Collection entries
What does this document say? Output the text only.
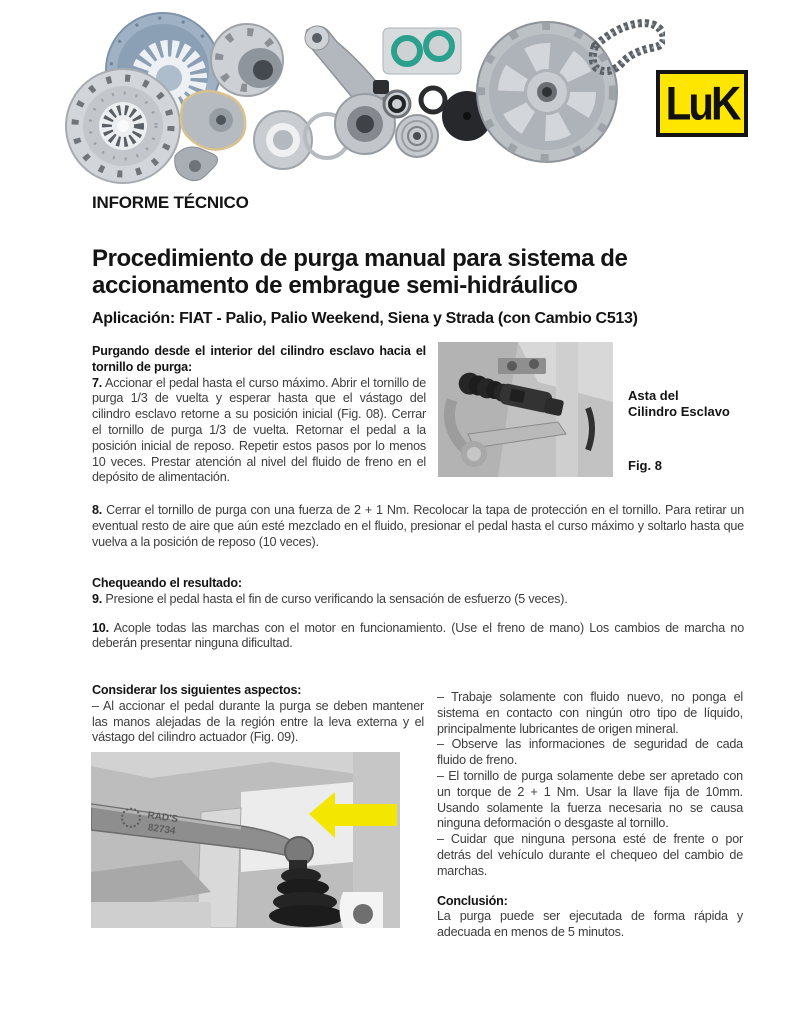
LuK
INFORME TÉCNICO
Procedimiento de purga manual para sistema de
accionamento de embrague semi-hidráulico
Aplicación: FIAT - Palio, Palio Weekend, Siena y Strada (con Cambio C513)
Purgando desde el interior del cilindro esclavo hacia el tornillo de purga:

7. Accionar el pedal hasta el curso máximo. Abrir el tornillo de purga 1/3 de vuelta y esperar hasta que el vástago del cilindro esclavo retorne a su posición inicial (Fig. 08). Cerrar el tornillo de purga 1/3 de vuelta. Retornar el pedal a la posición inicial de reposo. Repetir estos pasos por lo menos 10 veces. Prestar atención al nivel del fluido de freno en el depósito de alimentación.

Asta del
Cilindro Esclavo
Fig. 8

8. Cerrar el tornillo de purga con una fuerza de 2 + 1 Nm. Recolocar la tapa de protección en el tornillo. Para retirar un eventual resto de aire que aún esté mezclado en el fluido, presionar el pedal hasta el curso máximo y soltarlo hasta que vuelva a la posición de reposo (10 veces).

Chequeando el resultado:

9. Presione el pedal hasta el fin de curso verificando la sensación de esfuerzo (5 veces).

10. Acople todas las marchas con el motor en funcionamiento. (Use el freno de mano) Los cambios de marcha no deberán presentar ninguna dificultad.

Considerar los siguientes aspectos:

– Al accionar el pedal durante la purga se deben mantener las manos alejadas de la región entre la leva externa y el vástago del cilindro actuador (Fig. 09).

RAD'S
82734

– Trabaje solamente con fluido nuevo, no ponga el sistema en contacto con ningún otro tipo de líquido, principalmente lubricantes de origen mineral.

– Observe las informaciones de seguridad de cada fluido de freno.

– El tornillo de purga solamente debe ser apretado con un torque de 2 + 1 Nm. Usar la llave fija de 10mm. Usando solamente la fuerza necesaria no se causa ninguna deformación o desgaste al tornillo.

– Cuidar que ninguna persona esté de frente o por detrás del vehículo durante el chequeo del cambio de marchas.

Conclusión:

La purga puede ser ejecutada de forma rápida y adecuada en menos de 5 minutos.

▶ _Written problem_
Extract, from the listing above, every line where the string "hasta" occurs.

▶ _Right answer_
7. Accionar el pedal hasta el curso máximo. Abrir el tornillo de purga 1/3 de vuelta y esperar hasta que el vástago del cilindro esclavo retorne a su posición inicial (Fig. 08). Cerrar el tornillo de purga 1/3 de vuelta. Retornar el pedal a la posición inicial de reposo. Repetir estos pasos por lo menos 10 veces. Prestar atención al nivel del fluido de freno en el depósito de alimentación.
8. Cerrar el tornillo de purga con una fuerza de 2 + 1 Nm. Recolocar la tapa de protección en el tornillo. Para retirar un eventual resto de aire que aún esté mezclado en el fluido, presionar el pedal hasta el curso máximo y soltarlo hasta que vuelva a la posición de reposo (10 veces).
9. Presione el pedal hasta el fin de curso verificando la sensación de esfuerzo (5 veces).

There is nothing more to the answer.